___ The input ___

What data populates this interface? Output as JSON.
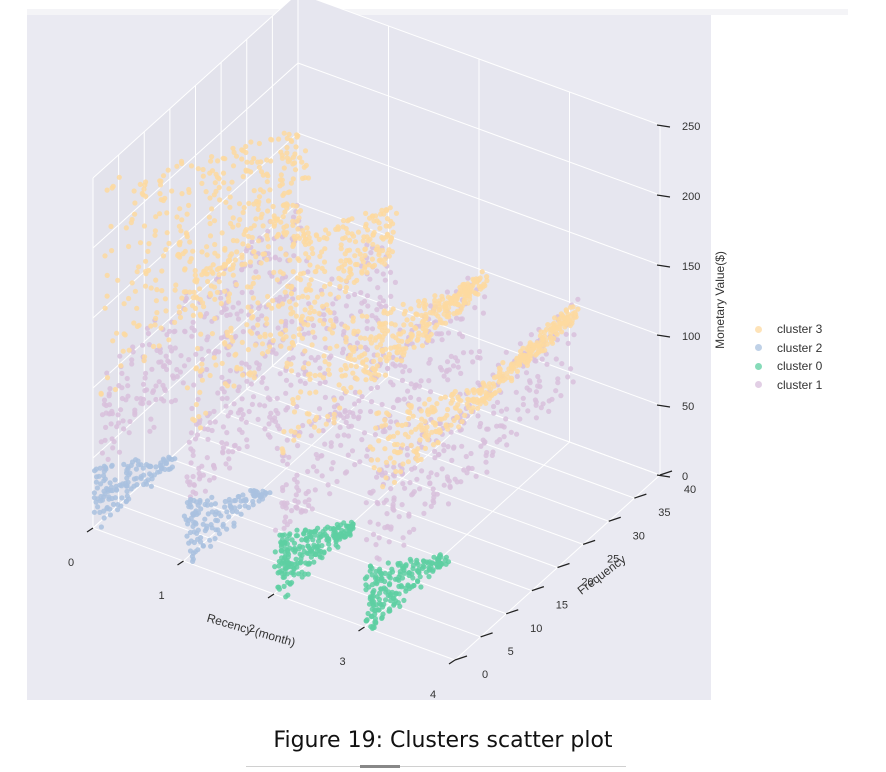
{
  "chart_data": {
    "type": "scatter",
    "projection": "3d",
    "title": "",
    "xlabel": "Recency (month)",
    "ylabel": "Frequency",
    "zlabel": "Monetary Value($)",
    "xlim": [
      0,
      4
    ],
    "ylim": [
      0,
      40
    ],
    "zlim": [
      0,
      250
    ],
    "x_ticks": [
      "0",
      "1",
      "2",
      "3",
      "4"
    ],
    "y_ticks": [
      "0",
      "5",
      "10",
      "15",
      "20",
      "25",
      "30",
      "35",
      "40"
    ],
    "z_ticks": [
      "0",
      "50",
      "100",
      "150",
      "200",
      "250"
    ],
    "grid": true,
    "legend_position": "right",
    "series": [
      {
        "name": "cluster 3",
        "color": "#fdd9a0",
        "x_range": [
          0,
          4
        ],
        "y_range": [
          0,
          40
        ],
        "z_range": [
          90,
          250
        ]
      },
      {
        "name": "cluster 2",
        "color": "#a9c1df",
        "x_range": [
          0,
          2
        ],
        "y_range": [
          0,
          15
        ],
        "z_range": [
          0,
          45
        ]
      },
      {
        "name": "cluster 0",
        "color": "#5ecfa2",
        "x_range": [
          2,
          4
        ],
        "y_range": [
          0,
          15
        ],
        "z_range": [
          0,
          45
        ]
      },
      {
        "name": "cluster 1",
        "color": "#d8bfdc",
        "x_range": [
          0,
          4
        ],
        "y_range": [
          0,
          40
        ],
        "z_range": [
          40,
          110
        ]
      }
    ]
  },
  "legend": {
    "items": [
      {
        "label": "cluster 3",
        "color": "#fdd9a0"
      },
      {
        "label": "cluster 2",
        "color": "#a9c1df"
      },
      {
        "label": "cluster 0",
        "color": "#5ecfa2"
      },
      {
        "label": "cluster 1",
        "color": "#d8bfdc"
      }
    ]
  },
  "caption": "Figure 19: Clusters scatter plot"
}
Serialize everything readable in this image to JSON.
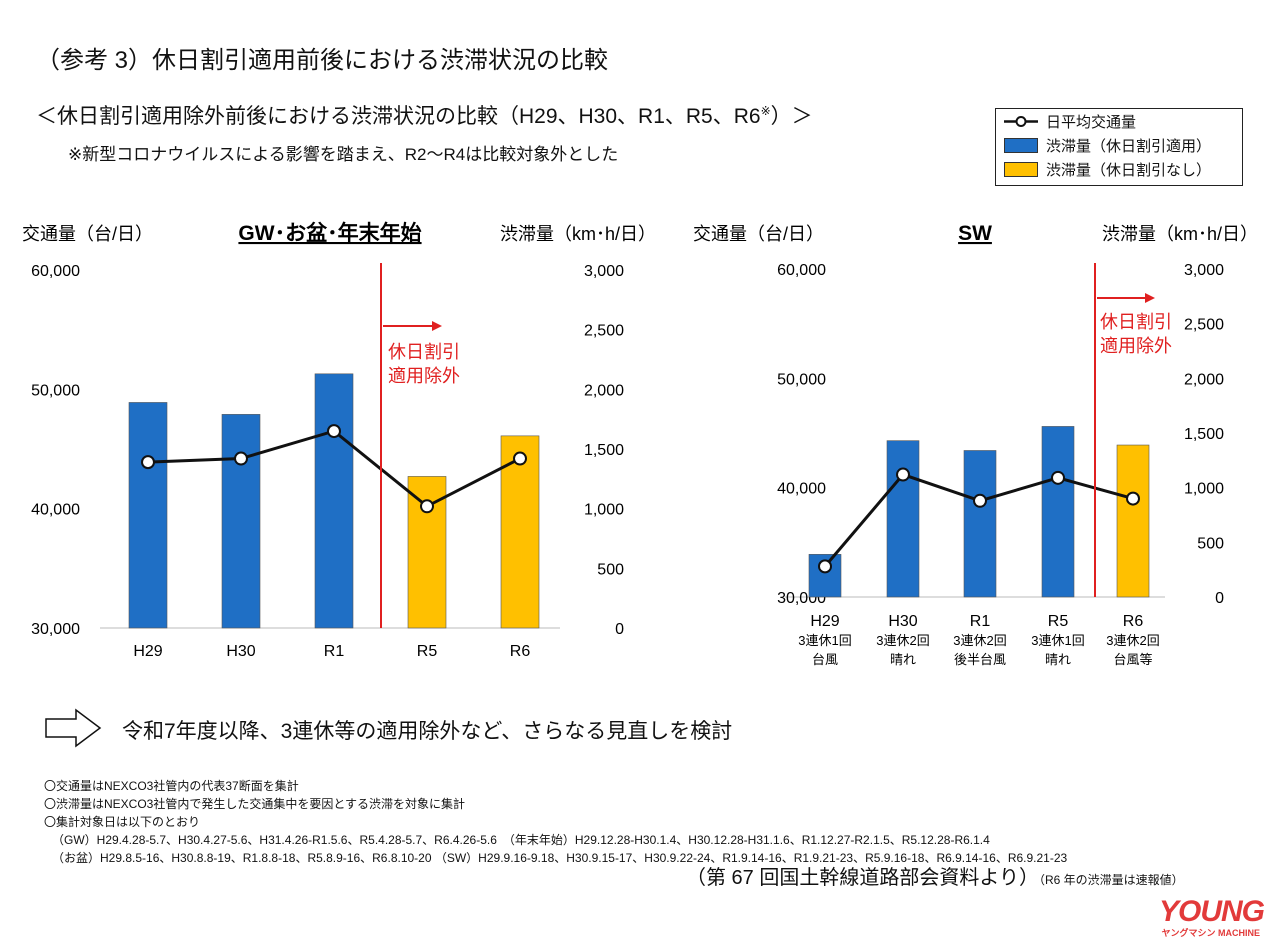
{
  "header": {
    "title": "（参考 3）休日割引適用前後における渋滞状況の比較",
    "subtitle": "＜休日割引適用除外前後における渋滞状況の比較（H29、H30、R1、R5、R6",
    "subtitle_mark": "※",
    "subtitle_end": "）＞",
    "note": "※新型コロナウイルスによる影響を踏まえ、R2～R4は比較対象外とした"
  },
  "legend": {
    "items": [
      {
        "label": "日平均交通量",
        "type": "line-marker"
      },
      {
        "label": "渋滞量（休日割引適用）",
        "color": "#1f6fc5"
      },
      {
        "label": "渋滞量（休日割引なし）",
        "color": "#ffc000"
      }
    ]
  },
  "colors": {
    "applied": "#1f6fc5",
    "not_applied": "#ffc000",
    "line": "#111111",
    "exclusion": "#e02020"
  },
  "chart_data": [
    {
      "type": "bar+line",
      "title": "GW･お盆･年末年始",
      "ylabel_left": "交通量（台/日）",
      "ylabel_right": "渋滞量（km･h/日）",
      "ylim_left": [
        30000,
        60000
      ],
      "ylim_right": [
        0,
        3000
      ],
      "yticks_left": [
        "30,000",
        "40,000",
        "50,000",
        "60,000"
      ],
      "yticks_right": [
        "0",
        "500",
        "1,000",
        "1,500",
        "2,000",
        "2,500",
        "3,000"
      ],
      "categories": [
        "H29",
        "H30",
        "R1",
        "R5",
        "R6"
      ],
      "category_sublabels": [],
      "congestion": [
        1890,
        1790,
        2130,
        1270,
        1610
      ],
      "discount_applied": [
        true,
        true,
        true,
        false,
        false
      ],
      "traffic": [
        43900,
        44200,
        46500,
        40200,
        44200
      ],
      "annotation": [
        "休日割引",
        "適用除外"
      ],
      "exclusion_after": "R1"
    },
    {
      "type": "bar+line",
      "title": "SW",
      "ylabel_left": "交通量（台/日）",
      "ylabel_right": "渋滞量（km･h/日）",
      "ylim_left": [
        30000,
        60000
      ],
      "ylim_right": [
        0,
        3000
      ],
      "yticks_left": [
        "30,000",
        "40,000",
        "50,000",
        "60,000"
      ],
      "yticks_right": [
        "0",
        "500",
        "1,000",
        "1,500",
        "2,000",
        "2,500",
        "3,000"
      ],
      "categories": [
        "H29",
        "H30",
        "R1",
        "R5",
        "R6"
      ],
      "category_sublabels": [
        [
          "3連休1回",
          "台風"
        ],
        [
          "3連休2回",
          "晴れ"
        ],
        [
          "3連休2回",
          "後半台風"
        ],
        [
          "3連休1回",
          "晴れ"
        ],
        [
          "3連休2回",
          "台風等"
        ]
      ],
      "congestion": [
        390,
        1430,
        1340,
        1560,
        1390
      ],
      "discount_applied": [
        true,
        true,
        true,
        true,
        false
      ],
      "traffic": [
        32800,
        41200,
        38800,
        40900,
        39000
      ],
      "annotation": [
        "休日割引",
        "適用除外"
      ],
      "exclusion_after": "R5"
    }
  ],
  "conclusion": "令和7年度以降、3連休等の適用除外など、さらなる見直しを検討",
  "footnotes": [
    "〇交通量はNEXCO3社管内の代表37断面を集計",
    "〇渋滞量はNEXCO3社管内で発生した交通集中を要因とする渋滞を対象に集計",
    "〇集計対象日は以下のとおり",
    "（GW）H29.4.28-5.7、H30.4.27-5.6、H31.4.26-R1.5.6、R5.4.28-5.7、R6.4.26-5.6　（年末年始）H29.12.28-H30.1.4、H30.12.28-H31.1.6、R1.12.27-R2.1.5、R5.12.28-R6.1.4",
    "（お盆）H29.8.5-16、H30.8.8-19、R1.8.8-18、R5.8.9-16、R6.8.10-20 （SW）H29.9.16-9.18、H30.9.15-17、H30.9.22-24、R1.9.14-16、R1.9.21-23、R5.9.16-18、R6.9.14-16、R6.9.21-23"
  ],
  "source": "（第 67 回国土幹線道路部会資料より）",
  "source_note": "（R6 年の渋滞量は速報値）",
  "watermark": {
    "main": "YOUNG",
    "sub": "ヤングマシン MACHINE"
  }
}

___

**Problem to work on**
Drop the images and quote the entries word for word.

**Result for this task**
What data populates this interface? Output as JSON.
{
  "chart_data": {
    "type": "scatter",
    "projection": "3d",
    "title": "",
    "xlabel": "Recency (month)",
    "ylabel": "Frequency",
    "zlabel": "Monetary Value($)",
    "xlim": [
      0,
      4
    ],
    "ylim": [
      0,
      40
    ],
    "zlim": [
      0,
      250
    ],
    "x_ticks": [
      "0",
      "1",
      "2",
      "3",
      "4"
    ],
    "y_ticks": [
      "0",
      "5",
      "10",
      "15",
      "20",
      "25",
      "30",
      "35",
      "40"
    ],
    "z_ticks": [
      "0",
      "50",
      "100",
      "150",
      "200",
      "250"
    ],
    "grid": true,
    "legend_position": "right",
    "series": [
      {
        "name": "cluster 3",
        "color": "#fdd9a0",
        "x_range": [
          0,
          4
        ],
        "y_range": [
          0,
          40
        ],
        "z_range": [
          90,
          250
        ]
      },
      {
        "name": "cluster 2",
        "color": "#a9c1df",
        "x_range": [
          0,
          2
        ],
        "y_range": [
          0,
          15
        ],
        "z_range": [
          0,
          45
        ]
      },
      {
        "name": "cluster 0",
        "color": "#5ecfa2",
        "x_range": [
          2,
          4
        ],
        "y_range": [
          0,
          15
        ],
        "z_range": [
          0,
          45
        ]
      },
      {
        "name": "cluster 1",
        "color": "#d8bfdc",
        "x_range": [
          0,
          4
        ],
        "y_range": [
          0,
          40
        ],
        "z_range": [
          40,
          110
        ]
      }
    ]
  },
  "legend": {
    "items": [
      {
        "label": "cluster 3",
        "color": "#fdd9a0"
      },
      {
        "label": "cluster 2",
        "color": "#a9c1df"
      },
      {
        "label": "cluster 0",
        "color": "#5ecfa2"
      },
      {
        "label": "cluster 1",
        "color": "#d8bfdc"
      }
    ]
  },
  "caption": "Figure 19: Clusters scatter plot"
}
Serialize everything readable in this image to JSON.
{
  "header": {
    "title": "（参考 3）休日割引適用前後における渋滞状況の比較",
    "subtitle": "＜休日割引適用除外前後における渋滞状況の比較（H29、H30、R1、R5、R6",
    "subtitle_mark": "※",
    "subtitle_end": "）＞",
    "note": "※新型コロナウイルスによる影響を踏まえ、R2～R4は比較対象外とした"
  },
  "legend": {
    "items": [
      {
        "label": "日平均交通量",
        "type": "line-marker"
      },
      {
        "label": "渋滞量（休日割引適用）",
        "color": "#1f6fc5"
      },
      {
        "label": "渋滞量（休日割引なし）",
        "color": "#ffc000"
      }
    ]
  },
  "colors": {
    "applied": "#1f6fc5",
    "not_applied": "#ffc000",
    "line": "#111111",
    "exclusion": "#e02020"
  },
  "chart_data": [
    {
      "type": "bar+line",
      "title": "GW･お盆･年末年始",
      "ylabel_left": "交通量（台/日）",
      "ylabel_right": "渋滞量（km･h/日）",
      "ylim_left": [
        30000,
        60000
      ],
      "ylim_right": [
        0,
        3000
      ],
      "yticks_left": [
        "30,000",
        "40,000",
        "50,000",
        "60,000"
      ],
      "yticks_right": [
        "0",
        "500",
        "1,000",
        "1,500",
        "2,000",
        "2,500",
        "3,000"
      ],
      "categories": [
        "H29",
        "H30",
        "R1",
        "R5",
        "R6"
      ],
      "category_sublabels": [],
      "congestion": [
        1890,
        1790,
        2130,
        1270,
        1610
      ],
      "discount_applied": [
        true,
        true,
        true,
        false,
        false
      ],
      "traffic": [
        43900,
        44200,
        46500,
        40200,
        44200
      ],
      "annotation": [
        "休日割引",
        "適用除外"
      ],
      "exclusion_after": "R1"
    },
    {
      "type": "bar+line",
      "title": "SW",
      "ylabel_left": "交通量（台/日）",
      "ylabel_right": "渋滞量（km･h/日）",
      "ylim_left": [
        30000,
        60000
      ],
      "ylim_right": [
        0,
        3000
      ],
      "yticks_left": [
        "30,000",
        "40,000",
        "50,000",
        "60,000"
      ],
      "yticks_right": [
        "0",
        "500",
        "1,000",
        "1,500",
        "2,000",
        "2,500",
        "3,000"
      ],
      "categories": [
        "H29",
        "H30",
        "R1",
        "R5",
        "R6"
      ],
      "category_sublabels": [
        [
          "3連休1回",
          "台風"
        ],
        [
          "3連休2回",
          "晴れ"
        ],
        [
          "3連休2回",
          "後半台風"
        ],
        [
          "3連休1回",
          "晴れ"
        ],
        [
          "3連休2回",
          "台風等"
        ]
      ],
      "congestion": [
        390,
        1430,
        1340,
        1560,
        1390
      ],
      "discount_applied": [
        true,
        true,
        true,
        true,
        false
      ],
      "traffic": [
        32800,
        41200,
        38800,
        40900,
        39000
      ],
      "annotation": [
        "休日割引",
        "適用除外"
      ],
      "exclusion_after": "R5"
    }
  ],
  "conclusion": "令和7年度以降、3連休等の適用除外など、さらなる見直しを検討",
  "footnotes": [
    "〇交通量はNEXCO3社管内の代表37断面を集計",
    "〇渋滞量はNEXCO3社管内で発生した交通集中を要因とする渋滞を対象に集計",
    "〇集計対象日は以下のとおり",
    "（GW）H29.4.28-5.7、H30.4.27-5.6、H31.4.26-R1.5.6、R5.4.28-5.7、R6.4.26-5.6　（年末年始）H29.12.28-H30.1.4、H30.12.28-H31.1.6、R1.12.27-R2.1.5、R5.12.28-R6.1.4",
    "（お盆）H29.8.5-16、H30.8.8-19、R1.8.8-18、R5.8.9-16、R6.8.10-20 （SW）H29.9.16-9.18、H30.9.15-17、H30.9.22-24、R1.9.14-16、R1.9.21-23、R5.9.16-18、R6.9.14-16、R6.9.21-23"
  ],
  "source": "（第 67 回国土幹線道路部会資料より）",
  "source_note": "（R6 年の渋滞量は速報値）",
  "watermark": {
    "main": "YOUNG",
    "sub": "ヤングマシン MACHINE"
  }
}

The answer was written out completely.